### Objective
Gather all lines containing the string "standard" and copy them out.

**** Excerpted data ****

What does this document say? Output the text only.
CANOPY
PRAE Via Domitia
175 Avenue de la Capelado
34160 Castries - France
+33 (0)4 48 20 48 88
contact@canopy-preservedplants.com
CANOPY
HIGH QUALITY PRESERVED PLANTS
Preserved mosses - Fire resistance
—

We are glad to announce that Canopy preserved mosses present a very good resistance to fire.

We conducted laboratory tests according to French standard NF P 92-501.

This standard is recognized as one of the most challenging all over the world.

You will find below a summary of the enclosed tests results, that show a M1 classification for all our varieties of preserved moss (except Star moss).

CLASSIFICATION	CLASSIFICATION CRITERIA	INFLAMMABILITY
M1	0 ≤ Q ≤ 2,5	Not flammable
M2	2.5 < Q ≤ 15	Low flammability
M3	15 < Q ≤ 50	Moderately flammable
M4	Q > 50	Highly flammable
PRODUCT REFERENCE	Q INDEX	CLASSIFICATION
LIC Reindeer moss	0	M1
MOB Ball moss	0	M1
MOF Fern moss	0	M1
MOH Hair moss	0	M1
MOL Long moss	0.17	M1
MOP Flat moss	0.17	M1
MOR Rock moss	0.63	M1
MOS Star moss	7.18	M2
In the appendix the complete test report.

****
**** Excerpted data ****

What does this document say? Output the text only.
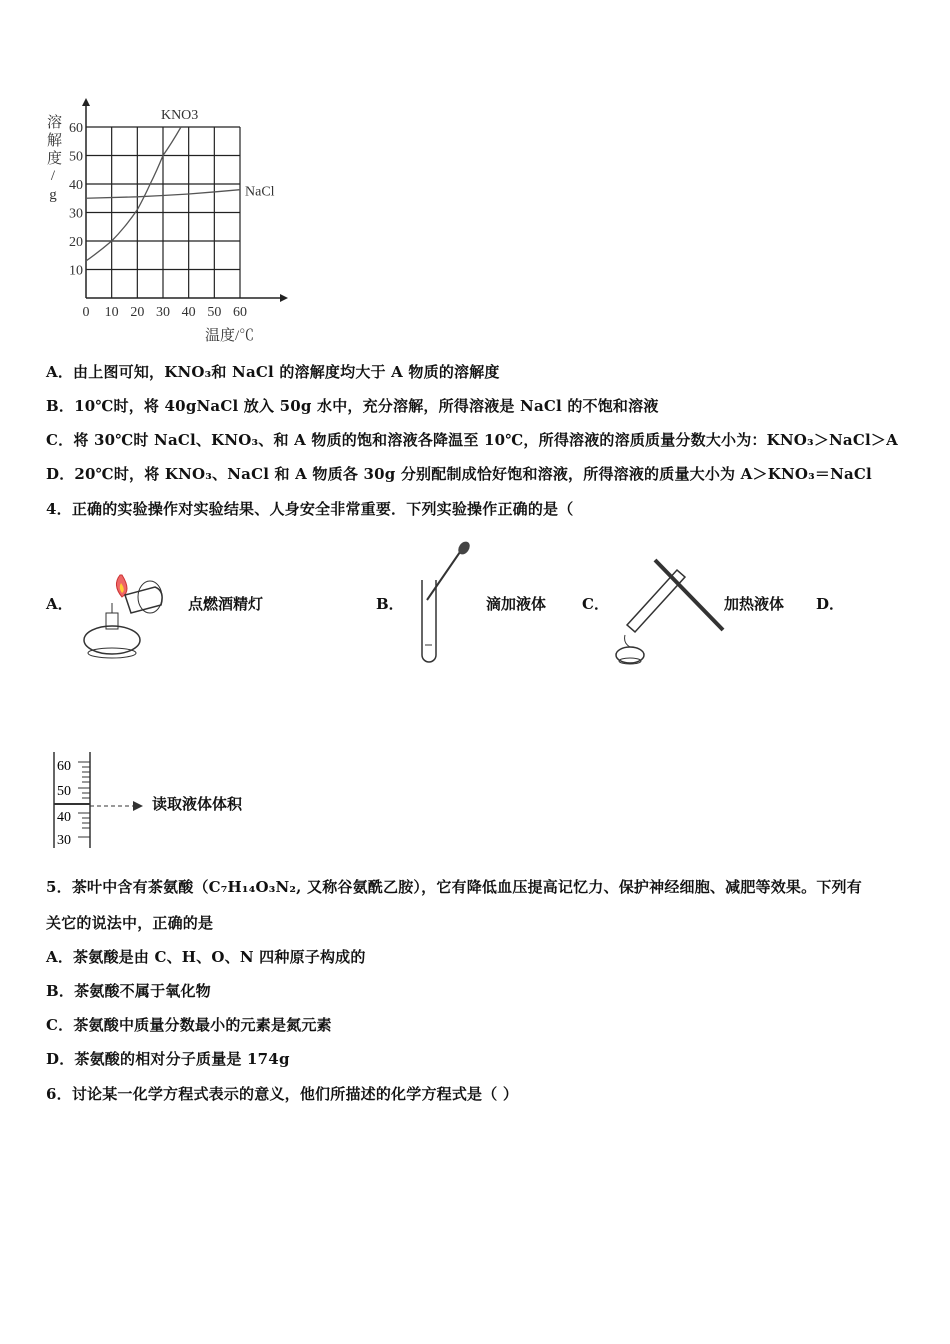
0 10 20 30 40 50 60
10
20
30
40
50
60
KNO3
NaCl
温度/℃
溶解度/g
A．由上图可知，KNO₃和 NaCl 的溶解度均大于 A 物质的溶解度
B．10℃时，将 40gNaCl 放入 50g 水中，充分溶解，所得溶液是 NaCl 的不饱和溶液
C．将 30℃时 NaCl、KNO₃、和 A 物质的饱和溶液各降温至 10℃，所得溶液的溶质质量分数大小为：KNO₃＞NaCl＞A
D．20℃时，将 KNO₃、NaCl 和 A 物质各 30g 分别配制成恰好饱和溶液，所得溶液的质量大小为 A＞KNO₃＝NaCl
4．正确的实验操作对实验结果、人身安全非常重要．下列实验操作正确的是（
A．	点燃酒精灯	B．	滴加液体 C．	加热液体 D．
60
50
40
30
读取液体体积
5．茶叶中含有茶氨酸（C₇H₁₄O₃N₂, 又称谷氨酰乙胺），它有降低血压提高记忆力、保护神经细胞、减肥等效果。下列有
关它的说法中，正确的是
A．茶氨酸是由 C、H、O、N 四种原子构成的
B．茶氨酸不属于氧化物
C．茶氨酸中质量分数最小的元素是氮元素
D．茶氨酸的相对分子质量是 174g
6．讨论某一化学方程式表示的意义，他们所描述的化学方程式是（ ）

****

### Exercise response
We conducted laboratory tests according to French standard NF P 92-501.
This standard is recognized as one of the most challenging all over the world.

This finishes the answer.